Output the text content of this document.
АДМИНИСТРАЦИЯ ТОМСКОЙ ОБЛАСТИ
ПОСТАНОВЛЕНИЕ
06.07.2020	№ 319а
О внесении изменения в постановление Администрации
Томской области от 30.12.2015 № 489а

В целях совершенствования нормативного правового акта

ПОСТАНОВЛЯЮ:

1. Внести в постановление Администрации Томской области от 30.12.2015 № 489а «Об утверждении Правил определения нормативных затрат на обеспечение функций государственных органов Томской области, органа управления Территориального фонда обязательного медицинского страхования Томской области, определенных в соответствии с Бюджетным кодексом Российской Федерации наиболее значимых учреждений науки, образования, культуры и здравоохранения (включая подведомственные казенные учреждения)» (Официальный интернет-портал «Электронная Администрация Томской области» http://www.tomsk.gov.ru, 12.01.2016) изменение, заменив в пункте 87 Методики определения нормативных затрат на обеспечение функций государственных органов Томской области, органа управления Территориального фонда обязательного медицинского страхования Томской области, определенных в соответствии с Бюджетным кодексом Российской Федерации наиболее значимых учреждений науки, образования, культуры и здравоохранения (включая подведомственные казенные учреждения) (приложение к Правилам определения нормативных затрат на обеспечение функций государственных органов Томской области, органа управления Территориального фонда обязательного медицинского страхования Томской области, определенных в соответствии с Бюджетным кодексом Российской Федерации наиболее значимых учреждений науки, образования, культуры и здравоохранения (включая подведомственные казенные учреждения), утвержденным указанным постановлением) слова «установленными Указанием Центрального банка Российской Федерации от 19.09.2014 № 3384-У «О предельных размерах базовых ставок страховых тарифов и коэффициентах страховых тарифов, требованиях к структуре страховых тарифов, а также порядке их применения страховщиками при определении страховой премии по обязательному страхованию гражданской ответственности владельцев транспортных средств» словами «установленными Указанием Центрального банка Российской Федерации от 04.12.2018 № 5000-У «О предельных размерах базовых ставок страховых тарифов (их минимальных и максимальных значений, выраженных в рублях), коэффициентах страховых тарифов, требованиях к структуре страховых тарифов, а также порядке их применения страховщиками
=-=-=
**Problem description**:
Repeat all of the entries exactly.

**Task output**:
Output the text content of this document.
АДМИНИСТРАЦИЯ ТОМСКОЙ ОБЛАСТИ
ПОСТАНОВЛЕНИЕ
06.07.2020	№ 319а
О внесении изменения в постановление Администрации
Томской области от 30.12.2015 № 489а

В целях совершенствования нормативного правового акта

ПОСТАНОВЛЯЮ:

1. Внести в постановление Администрации Томской области от 30.12.2015 № 489а «Об утверждении Правил определения нормативных затрат на обеспечение функций государственных органов Томской области, органа управления Территориального фонда обязательного медицинского страхования Томской области, определенных в соответствии с Бюджетным кодексом Российской Федерации наиболее значимых учреждений науки, образования, культуры и здравоохранения (включая подведомственные казенные учреждения)» (Официальный интернет-портал «Электронная Администрация Томской области» http://www.tomsk.gov.ru, 12.01.2016) изменение, заменив в пункте 87 Методики определения нормативных затрат на обеспечение функций государственных органов Томской области, органа управления Территориального фонда обязательного медицинского страхования Томской области, определенных в соответствии с Бюджетным кодексом Российской Федерации наиболее значимых учреждений науки, образования, культуры и здравоохранения (включая подведомственные казенные учреждения) (приложение к Правилам определения нормативных затрат на обеспечение функций государственных органов Томской области, органа управления Территориального фонда обязательного медицинского страхования Томской области, определенных в соответствии с Бюджетным кодексом Российской Федерации наиболее значимых учреждений науки, образования, культуры и здравоохранения (включая подведомственные казенные учреждения), утвержденным указанным постановлением) слова «установленными Указанием Центрального банка Российской Федерации от 19.09.2014 № 3384-У «О предельных размерах базовых ставок страховых тарифов и коэффициентах страховых тарифов, требованиях к структуре страховых тарифов, а также порядке их применения страховщиками при определении страховой премии по обязательному страхованию гражданской ответственности владельцев транспортных средств» словами «установленными Указанием Центрального банка Российской Федерации от 04.12.2018 № 5000-У «О предельных размерах базовых ставок страховых тарифов (их минимальных и максимальных значений, выраженных в рублях), коэффициентах страховых тарифов, требованиях к структуре страховых тарифов, а также порядке их применения страховщиками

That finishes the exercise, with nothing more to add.